--- SHORT PROBLEM ---
Identify each line holding the string "uszy" and copy it.

--- DATA LISTING ---
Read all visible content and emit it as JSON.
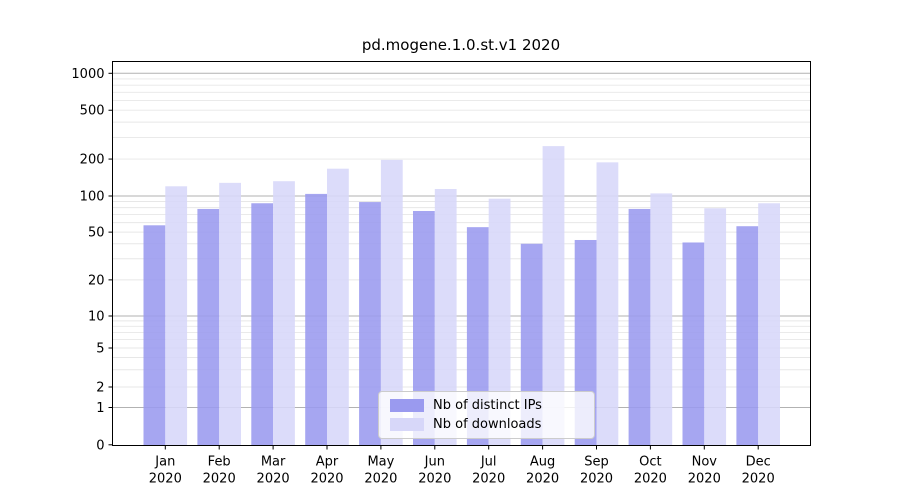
{
  "chart_data": {
    "type": "bar",
    "title": "pd.mogene.1.0.st.v1 2020",
    "categories": [
      "Jan",
      "Feb",
      "Mar",
      "Apr",
      "May",
      "Jun",
      "Jul",
      "Aug",
      "Sep",
      "Oct",
      "Nov",
      "Dec"
    ],
    "x_tick_second_line": "2020",
    "series": [
      {
        "name": "Nb of distinct IPs",
        "color": "#9a9aef",
        "values": [
          57,
          78,
          87,
          104,
          89,
          75,
          55,
          40,
          43,
          78,
          41,
          56
        ]
      },
      {
        "name": "Nb of downloads",
        "color": "#d7d7f9",
        "values": [
          120,
          128,
          132,
          167,
          197,
          114,
          95,
          255,
          188,
          105,
          79,
          87
        ]
      }
    ],
    "yscale": "symlog",
    "yticks": [
      0,
      1,
      2,
      5,
      10,
      20,
      50,
      100,
      200,
      500,
      1000
    ],
    "ylim": [
      0,
      1250
    ],
    "grid": {
      "major_color": "#b2b2b2",
      "minor_color": "#e7e7e7",
      "grid_on": true
    },
    "legend_position": "lower center",
    "bar_opacity": 0.88
  }
}
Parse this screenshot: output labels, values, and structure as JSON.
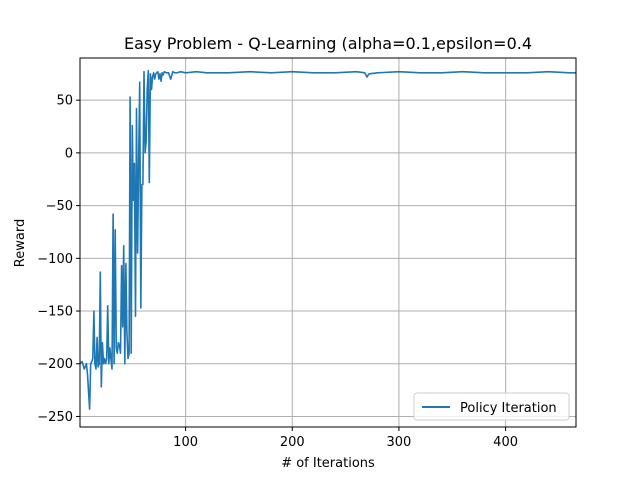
{
  "chart_data": {
    "type": "line",
    "title": "Easy Problem - Q-Learning (alpha=0.1,epsilon=0.4",
    "xlabel": "# of Iterations",
    "ylabel": "Reward",
    "xlim": [
      1,
      466
    ],
    "ylim": [
      -260,
      90
    ],
    "xticks": [
      100,
      200,
      300,
      400
    ],
    "yticks": [
      -250,
      -200,
      -150,
      -100,
      -50,
      0,
      50
    ],
    "grid": true,
    "legend": {
      "position": "lower right"
    },
    "series": [
      {
        "name": "Policy Iteration",
        "color": "#1f77b4",
        "x": [
          1,
          3,
          5,
          7,
          8,
          10,
          11,
          12,
          13,
          14,
          15,
          16,
          17,
          18,
          19,
          20,
          21,
          22,
          23,
          24,
          25,
          26,
          27,
          28,
          29,
          30,
          31,
          32,
          33,
          34,
          35,
          36,
          37,
          38,
          39,
          40,
          41,
          42,
          43,
          44,
          45,
          46,
          47,
          48,
          49,
          50,
          51,
          52,
          53,
          54,
          55,
          56,
          57,
          58,
          59,
          60,
          61,
          62,
          63,
          64,
          65,
          66,
          67,
          68,
          69,
          70,
          71,
          72,
          73,
          74,
          75,
          76,
          77,
          78,
          79,
          80,
          82,
          84,
          86,
          88,
          90,
          92,
          95,
          100,
          110,
          120,
          140,
          160,
          180,
          200,
          220,
          240,
          260,
          268,
          270,
          272,
          280,
          300,
          320,
          340,
          360,
          380,
          400,
          420,
          440,
          460,
          466
        ],
        "y": [
          -200,
          -198,
          -205,
          -200,
          -210,
          -243,
          -200,
          -198,
          -195,
          -150,
          -200,
          -205,
          -175,
          -203,
          -200,
          -113,
          -222,
          -180,
          -200,
          -195,
          -200,
          -195,
          -145,
          -200,
          -185,
          -195,
          -205,
          -58,
          -200,
          -73,
          -185,
          -190,
          -180,
          -183,
          -190,
          -107,
          -165,
          -88,
          -200,
          -105,
          -170,
          -195,
          -190,
          53,
          -190,
          26,
          -45,
          -10,
          -155,
          42,
          -95,
          -5,
          67,
          -147,
          -30,
          -30,
          77,
          0,
          10,
          60,
          78,
          -28,
          75,
          60,
          72,
          76,
          70,
          75,
          76,
          77,
          70,
          75,
          68,
          76,
          74,
          77,
          76,
          76,
          70,
          77,
          76,
          76,
          77,
          76,
          77,
          76,
          76,
          77,
          76,
          77,
          76,
          76,
          77,
          76,
          72,
          75,
          76,
          77,
          76,
          76,
          77,
          76,
          76,
          76,
          77,
          76,
          76
        ]
      }
    ]
  }
}
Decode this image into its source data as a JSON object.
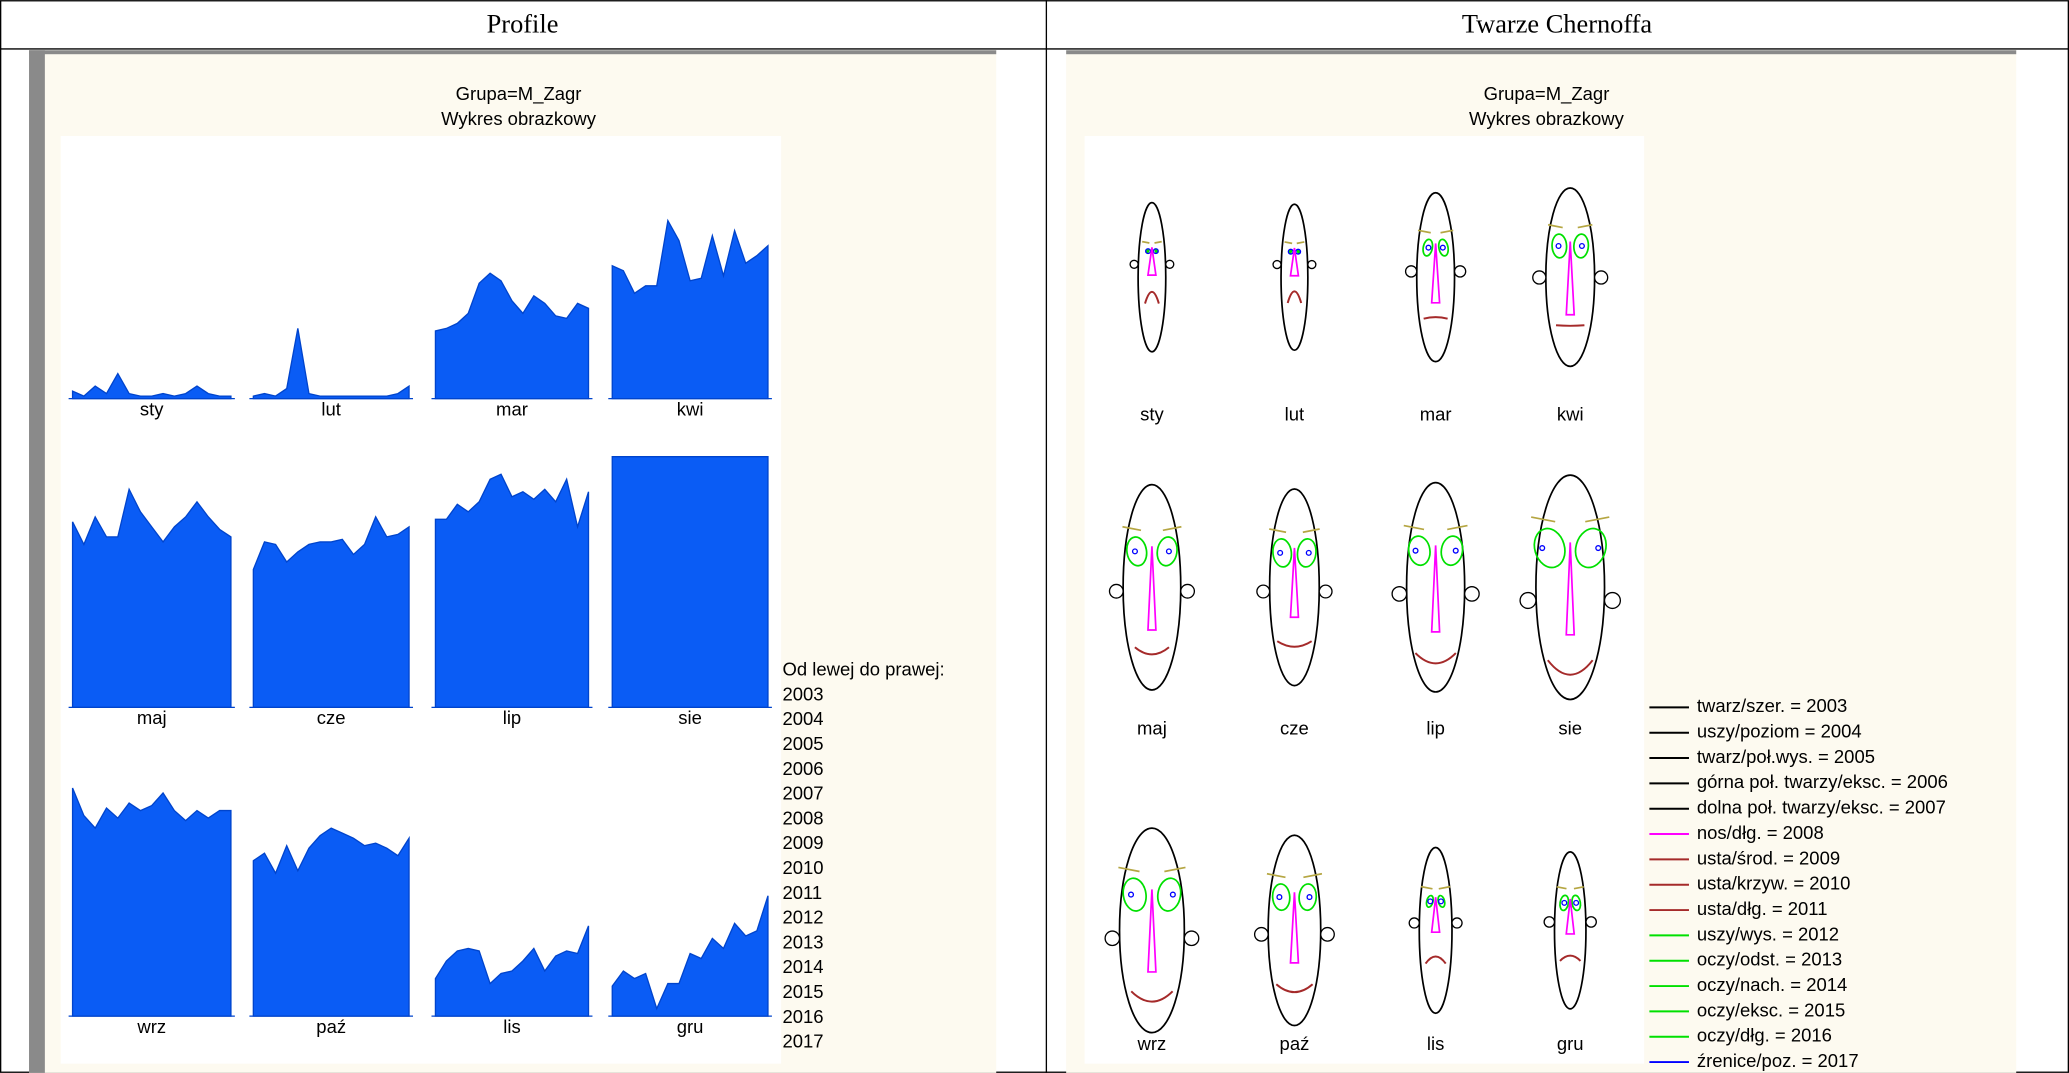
{
  "header": {
    "left": "Profile",
    "right": "Twarze Chernoffa"
  },
  "chart_data": [
    {
      "type": "profile",
      "title": "Grupa=M_Zagr",
      "subtitle": "Wykres obrazkowy",
      "color": "#0a5cf5",
      "legend_title": "Od lewej do prawej:",
      "order": [
        "2003",
        "2004",
        "2005",
        "2006",
        "2007",
        "2008",
        "2009",
        "2010",
        "2011",
        "2012",
        "2013",
        "2014",
        "2015",
        "2016",
        "2017"
      ],
      "ylim": [
        0,
        1
      ],
      "panels": [
        {
          "name": "sty",
          "values": [
            0.03,
            0.01,
            0.05,
            0.02,
            0.1,
            0.02,
            0.01,
            0.01,
            0.02,
            0.01,
            0.02,
            0.05,
            0.02,
            0.01,
            0.01
          ]
        },
        {
          "name": "lut",
          "values": [
            0.01,
            0.02,
            0.01,
            0.04,
            0.28,
            0.02,
            0.01,
            0.01,
            0.01,
            0.01,
            0.01,
            0.01,
            0.01,
            0.02,
            0.05
          ]
        },
        {
          "name": "mar",
          "values": [
            0.27,
            0.28,
            0.3,
            0.34,
            0.46,
            0.5,
            0.47,
            0.39,
            0.34,
            0.41,
            0.38,
            0.33,
            0.32,
            0.38,
            0.36
          ]
        },
        {
          "name": "kwi",
          "values": [
            0.53,
            0.51,
            0.42,
            0.45,
            0.45,
            0.71,
            0.63,
            0.47,
            0.48,
            0.65,
            0.49,
            0.67,
            0.54,
            0.57,
            0.61
          ]
        },
        {
          "name": "maj",
          "values": [
            0.74,
            0.65,
            0.76,
            0.68,
            0.68,
            0.87,
            0.78,
            0.72,
            0.66,
            0.72,
            0.76,
            0.82,
            0.76,
            0.71,
            0.68
          ]
        },
        {
          "name": "cze",
          "values": [
            0.55,
            0.66,
            0.65,
            0.58,
            0.62,
            0.65,
            0.66,
            0.66,
            0.67,
            0.61,
            0.65,
            0.76,
            0.68,
            0.69,
            0.72
          ]
        },
        {
          "name": "lip",
          "values": [
            0.75,
            0.75,
            0.81,
            0.78,
            0.82,
            0.91,
            0.93,
            0.84,
            0.86,
            0.83,
            0.87,
            0.82,
            0.91,
            0.72,
            0.86
          ]
        },
        {
          "name": "sie",
          "values": [
            1,
            1,
            1,
            1,
            1,
            1,
            1,
            1,
            1,
            1,
            1,
            1,
            1,
            1,
            1
          ]
        },
        {
          "name": "wrz",
          "values": [
            0.91,
            0.8,
            0.75,
            0.83,
            0.79,
            0.85,
            0.82,
            0.84,
            0.89,
            0.82,
            0.78,
            0.82,
            0.79,
            0.82,
            0.82
          ]
        },
        {
          "name": "paź",
          "values": [
            0.62,
            0.65,
            0.57,
            0.68,
            0.58,
            0.67,
            0.72,
            0.75,
            0.73,
            0.71,
            0.68,
            0.69,
            0.67,
            0.64,
            0.71
          ]
        },
        {
          "name": "lis",
          "values": [
            0.15,
            0.22,
            0.26,
            0.27,
            0.26,
            0.13,
            0.17,
            0.18,
            0.22,
            0.27,
            0.18,
            0.24,
            0.26,
            0.25,
            0.36
          ]
        },
        {
          "name": "gru",
          "values": [
            0.12,
            0.18,
            0.15,
            0.17,
            0.03,
            0.13,
            0.13,
            0.25,
            0.23,
            0.31,
            0.27,
            0.37,
            0.32,
            0.34,
            0.48
          ]
        }
      ]
    },
    {
      "type": "chernoff",
      "title": "Grupa=M_Zagr",
      "subtitle": "Wykres obrazkowy",
      "features": [
        {
          "label": "twarz/szer. = 2003",
          "color": "#000000"
        },
        {
          "label": "uszy/poziom = 2004",
          "color": "#000000"
        },
        {
          "label": "twarz/poł.wys. = 2005",
          "color": "#000000"
        },
        {
          "label": "górna poł. twarzy/eksc. = 2006",
          "color": "#000000"
        },
        {
          "label": "dolna poł. twarzy/eksc. = 2007",
          "color": "#000000"
        },
        {
          "label": "nos/dłg. = 2008",
          "color": "#ff00ff"
        },
        {
          "label": "usta/środ. = 2009",
          "color": "#a52a2a"
        },
        {
          "label": "usta/krzyw. = 2010",
          "color": "#a52a2a"
        },
        {
          "label": "usta/dłg. = 2011",
          "color": "#a52a2a"
        },
        {
          "label": "uszy/wys. = 2012",
          "color": "#00e000"
        },
        {
          "label": "oczy/odst. = 2013",
          "color": "#00e000"
        },
        {
          "label": "oczy/nach. = 2014",
          "color": "#00e000"
        },
        {
          "label": "oczy/eksc. = 2015",
          "color": "#00e000"
        },
        {
          "label": "oczy/dłg. = 2016",
          "color": "#00e000"
        },
        {
          "label": "źrenice/poz. = 2017",
          "color": "#0000ff"
        }
      ]
    }
  ]
}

--- OUTPUT BELOW ---
          "label": "uszy/poziom = 2004",
          "label": "uszy/wys. = 2012",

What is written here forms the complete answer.